● **TASK REQUIREMENTS**:
Reproduce each line bearing the word "Udio".

● **PROVIDED MATERIAL**:
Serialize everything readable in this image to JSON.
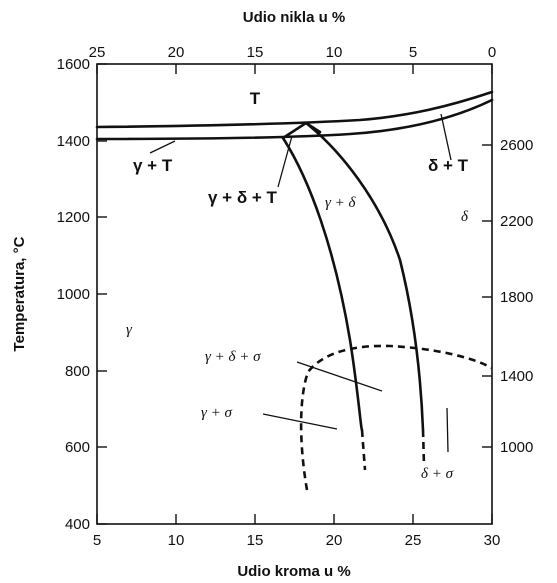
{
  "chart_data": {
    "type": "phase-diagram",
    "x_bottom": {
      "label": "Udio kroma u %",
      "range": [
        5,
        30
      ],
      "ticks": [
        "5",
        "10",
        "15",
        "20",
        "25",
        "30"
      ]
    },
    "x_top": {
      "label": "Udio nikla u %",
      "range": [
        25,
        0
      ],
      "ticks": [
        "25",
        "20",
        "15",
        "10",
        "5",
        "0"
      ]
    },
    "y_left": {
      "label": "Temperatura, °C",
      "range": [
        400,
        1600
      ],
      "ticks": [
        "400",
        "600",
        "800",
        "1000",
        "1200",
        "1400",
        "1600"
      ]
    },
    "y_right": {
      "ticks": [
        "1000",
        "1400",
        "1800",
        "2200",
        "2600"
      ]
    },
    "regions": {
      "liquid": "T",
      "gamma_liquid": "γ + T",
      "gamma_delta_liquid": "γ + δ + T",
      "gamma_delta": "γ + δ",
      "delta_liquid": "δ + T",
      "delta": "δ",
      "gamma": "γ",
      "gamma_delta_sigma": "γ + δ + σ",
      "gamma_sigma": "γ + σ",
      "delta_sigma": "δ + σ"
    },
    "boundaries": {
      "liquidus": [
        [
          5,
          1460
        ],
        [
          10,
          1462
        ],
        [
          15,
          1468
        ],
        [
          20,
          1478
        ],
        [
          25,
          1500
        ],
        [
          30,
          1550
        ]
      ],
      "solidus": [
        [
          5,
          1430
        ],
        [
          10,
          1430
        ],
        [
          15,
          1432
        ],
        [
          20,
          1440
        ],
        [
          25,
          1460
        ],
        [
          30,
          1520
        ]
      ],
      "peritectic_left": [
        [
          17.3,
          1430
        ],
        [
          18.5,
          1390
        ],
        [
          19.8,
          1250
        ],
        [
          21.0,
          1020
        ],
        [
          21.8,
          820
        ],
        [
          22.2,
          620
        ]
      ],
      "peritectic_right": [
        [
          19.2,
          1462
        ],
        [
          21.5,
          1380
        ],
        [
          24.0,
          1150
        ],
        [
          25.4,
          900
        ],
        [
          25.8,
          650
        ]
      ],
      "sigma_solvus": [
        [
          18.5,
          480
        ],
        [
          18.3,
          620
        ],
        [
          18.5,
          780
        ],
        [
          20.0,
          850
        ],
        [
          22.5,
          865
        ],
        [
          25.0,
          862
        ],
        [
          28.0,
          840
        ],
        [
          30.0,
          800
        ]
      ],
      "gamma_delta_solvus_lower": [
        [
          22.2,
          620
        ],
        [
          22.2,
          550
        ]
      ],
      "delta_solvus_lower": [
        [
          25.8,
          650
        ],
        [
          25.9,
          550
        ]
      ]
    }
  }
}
---
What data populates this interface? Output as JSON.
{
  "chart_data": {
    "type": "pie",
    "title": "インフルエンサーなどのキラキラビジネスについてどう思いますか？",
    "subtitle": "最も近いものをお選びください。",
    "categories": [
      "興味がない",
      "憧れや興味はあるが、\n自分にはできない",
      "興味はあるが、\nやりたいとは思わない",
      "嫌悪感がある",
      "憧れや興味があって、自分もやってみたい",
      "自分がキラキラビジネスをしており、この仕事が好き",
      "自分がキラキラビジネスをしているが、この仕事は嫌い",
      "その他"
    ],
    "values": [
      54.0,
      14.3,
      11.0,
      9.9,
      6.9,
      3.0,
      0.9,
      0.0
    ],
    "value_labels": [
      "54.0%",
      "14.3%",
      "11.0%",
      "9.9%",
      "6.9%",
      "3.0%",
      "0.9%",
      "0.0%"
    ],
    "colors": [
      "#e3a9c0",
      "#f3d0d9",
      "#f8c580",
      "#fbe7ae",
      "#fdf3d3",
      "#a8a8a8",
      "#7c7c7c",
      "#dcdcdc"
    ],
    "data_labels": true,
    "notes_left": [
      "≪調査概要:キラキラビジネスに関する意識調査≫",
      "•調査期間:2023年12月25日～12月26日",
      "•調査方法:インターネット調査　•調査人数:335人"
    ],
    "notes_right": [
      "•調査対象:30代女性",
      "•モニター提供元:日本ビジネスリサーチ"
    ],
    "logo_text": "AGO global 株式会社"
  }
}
* * *
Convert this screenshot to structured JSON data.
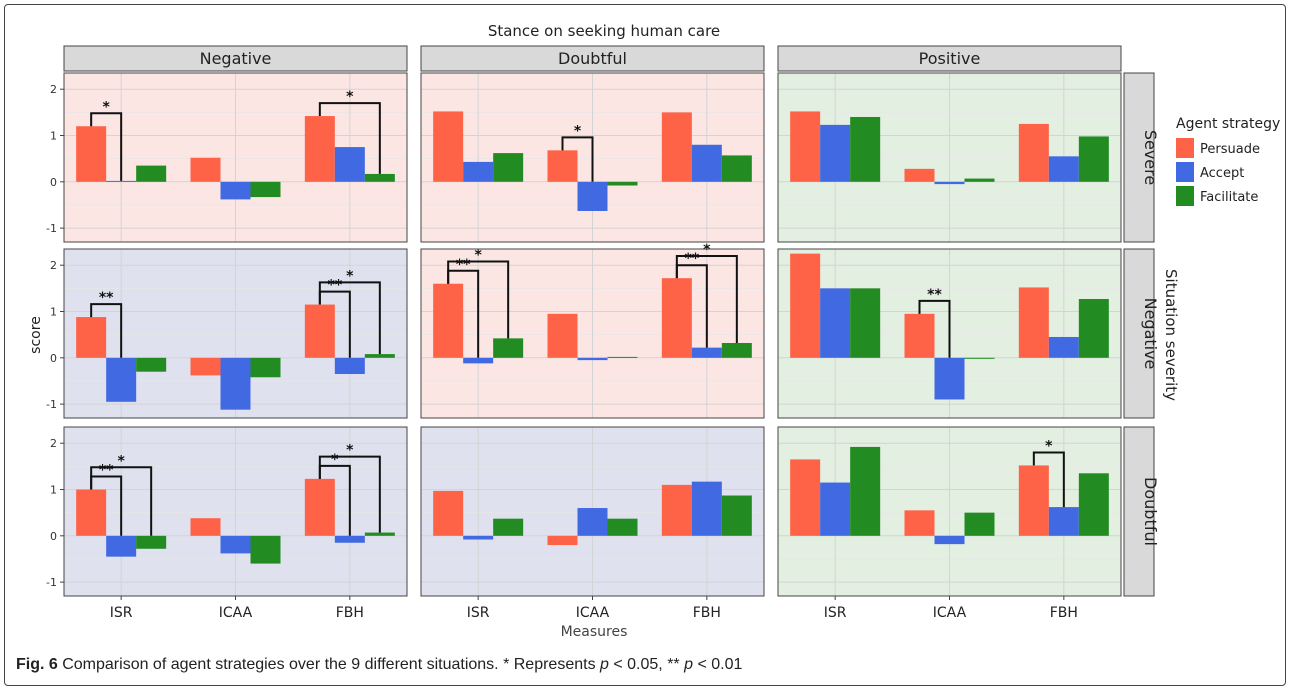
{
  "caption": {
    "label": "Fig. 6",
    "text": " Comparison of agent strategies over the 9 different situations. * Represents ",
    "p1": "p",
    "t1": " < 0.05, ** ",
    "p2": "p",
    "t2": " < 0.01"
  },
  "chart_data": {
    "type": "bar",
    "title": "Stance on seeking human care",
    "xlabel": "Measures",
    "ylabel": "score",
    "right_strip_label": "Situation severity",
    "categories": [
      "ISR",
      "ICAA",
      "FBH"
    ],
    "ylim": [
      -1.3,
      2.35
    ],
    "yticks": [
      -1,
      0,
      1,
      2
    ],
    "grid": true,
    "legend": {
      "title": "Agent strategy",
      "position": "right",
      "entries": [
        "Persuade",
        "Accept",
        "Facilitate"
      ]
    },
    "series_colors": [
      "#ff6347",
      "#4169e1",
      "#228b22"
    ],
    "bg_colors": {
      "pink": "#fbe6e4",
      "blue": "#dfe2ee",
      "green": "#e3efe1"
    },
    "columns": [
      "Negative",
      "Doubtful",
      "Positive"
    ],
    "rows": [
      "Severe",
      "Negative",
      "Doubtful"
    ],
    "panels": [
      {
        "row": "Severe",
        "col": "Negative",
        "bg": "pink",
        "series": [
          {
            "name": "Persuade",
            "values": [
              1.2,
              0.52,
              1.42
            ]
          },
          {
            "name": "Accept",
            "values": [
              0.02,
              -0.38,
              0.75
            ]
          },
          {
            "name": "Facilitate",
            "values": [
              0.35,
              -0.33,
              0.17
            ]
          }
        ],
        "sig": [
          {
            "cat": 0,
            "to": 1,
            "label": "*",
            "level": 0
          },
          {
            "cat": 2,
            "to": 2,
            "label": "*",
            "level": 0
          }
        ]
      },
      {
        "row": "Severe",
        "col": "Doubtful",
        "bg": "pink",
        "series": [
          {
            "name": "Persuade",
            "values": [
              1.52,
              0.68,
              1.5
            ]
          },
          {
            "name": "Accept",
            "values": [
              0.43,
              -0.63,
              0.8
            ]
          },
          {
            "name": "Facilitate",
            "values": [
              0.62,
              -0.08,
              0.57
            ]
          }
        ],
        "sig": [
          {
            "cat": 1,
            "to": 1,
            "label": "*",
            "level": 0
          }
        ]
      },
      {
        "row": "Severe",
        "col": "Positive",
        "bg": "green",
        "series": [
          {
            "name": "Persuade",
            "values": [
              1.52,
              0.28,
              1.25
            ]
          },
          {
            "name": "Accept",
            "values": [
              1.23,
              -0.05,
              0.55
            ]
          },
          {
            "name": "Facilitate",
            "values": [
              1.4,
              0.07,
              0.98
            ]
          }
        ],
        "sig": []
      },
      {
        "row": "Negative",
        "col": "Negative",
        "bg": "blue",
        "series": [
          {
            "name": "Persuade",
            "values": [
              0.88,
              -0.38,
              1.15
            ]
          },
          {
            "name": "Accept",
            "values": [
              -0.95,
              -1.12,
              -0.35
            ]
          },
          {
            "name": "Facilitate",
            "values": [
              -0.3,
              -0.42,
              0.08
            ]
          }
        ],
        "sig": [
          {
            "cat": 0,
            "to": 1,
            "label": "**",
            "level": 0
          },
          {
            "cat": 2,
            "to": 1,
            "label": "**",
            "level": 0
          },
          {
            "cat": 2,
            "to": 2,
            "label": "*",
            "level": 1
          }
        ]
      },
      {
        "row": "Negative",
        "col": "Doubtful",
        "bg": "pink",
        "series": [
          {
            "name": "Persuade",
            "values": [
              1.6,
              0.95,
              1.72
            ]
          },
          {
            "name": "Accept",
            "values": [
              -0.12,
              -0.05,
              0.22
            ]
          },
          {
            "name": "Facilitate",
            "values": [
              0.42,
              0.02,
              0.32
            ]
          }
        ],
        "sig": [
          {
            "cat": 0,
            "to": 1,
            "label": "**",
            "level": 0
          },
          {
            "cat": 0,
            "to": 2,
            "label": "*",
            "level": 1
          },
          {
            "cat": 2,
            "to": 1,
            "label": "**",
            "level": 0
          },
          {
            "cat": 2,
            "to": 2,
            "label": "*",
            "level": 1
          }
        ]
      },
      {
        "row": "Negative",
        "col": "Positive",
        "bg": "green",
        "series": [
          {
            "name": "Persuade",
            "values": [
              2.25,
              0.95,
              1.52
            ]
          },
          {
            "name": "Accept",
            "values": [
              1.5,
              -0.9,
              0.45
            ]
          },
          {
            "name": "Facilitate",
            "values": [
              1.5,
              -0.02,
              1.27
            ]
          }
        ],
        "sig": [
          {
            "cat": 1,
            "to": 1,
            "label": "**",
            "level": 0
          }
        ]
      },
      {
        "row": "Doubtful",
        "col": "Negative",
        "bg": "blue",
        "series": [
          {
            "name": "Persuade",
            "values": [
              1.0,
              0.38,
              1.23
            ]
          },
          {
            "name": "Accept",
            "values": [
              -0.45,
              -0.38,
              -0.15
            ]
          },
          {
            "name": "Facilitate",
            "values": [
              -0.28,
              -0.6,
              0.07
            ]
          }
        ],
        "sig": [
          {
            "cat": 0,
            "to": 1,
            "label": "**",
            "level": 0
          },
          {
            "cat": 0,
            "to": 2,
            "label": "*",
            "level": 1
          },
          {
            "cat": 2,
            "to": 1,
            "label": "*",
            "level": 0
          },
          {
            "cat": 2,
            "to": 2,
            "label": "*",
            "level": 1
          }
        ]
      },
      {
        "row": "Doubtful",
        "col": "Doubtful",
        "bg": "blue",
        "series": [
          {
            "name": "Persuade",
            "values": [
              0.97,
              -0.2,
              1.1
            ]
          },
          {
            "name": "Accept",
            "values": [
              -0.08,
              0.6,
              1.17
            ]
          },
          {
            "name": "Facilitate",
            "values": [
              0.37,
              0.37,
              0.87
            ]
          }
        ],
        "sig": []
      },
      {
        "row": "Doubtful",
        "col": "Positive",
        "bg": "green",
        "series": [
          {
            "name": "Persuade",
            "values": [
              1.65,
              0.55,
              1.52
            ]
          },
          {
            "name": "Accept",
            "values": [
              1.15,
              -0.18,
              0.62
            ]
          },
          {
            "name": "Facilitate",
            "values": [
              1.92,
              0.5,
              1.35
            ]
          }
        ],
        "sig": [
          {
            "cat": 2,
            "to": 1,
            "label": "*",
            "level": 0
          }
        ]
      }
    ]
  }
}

● **OUTPUT**:
      "label": "Udio kroma u %",
      "label": "Udio nikla u %",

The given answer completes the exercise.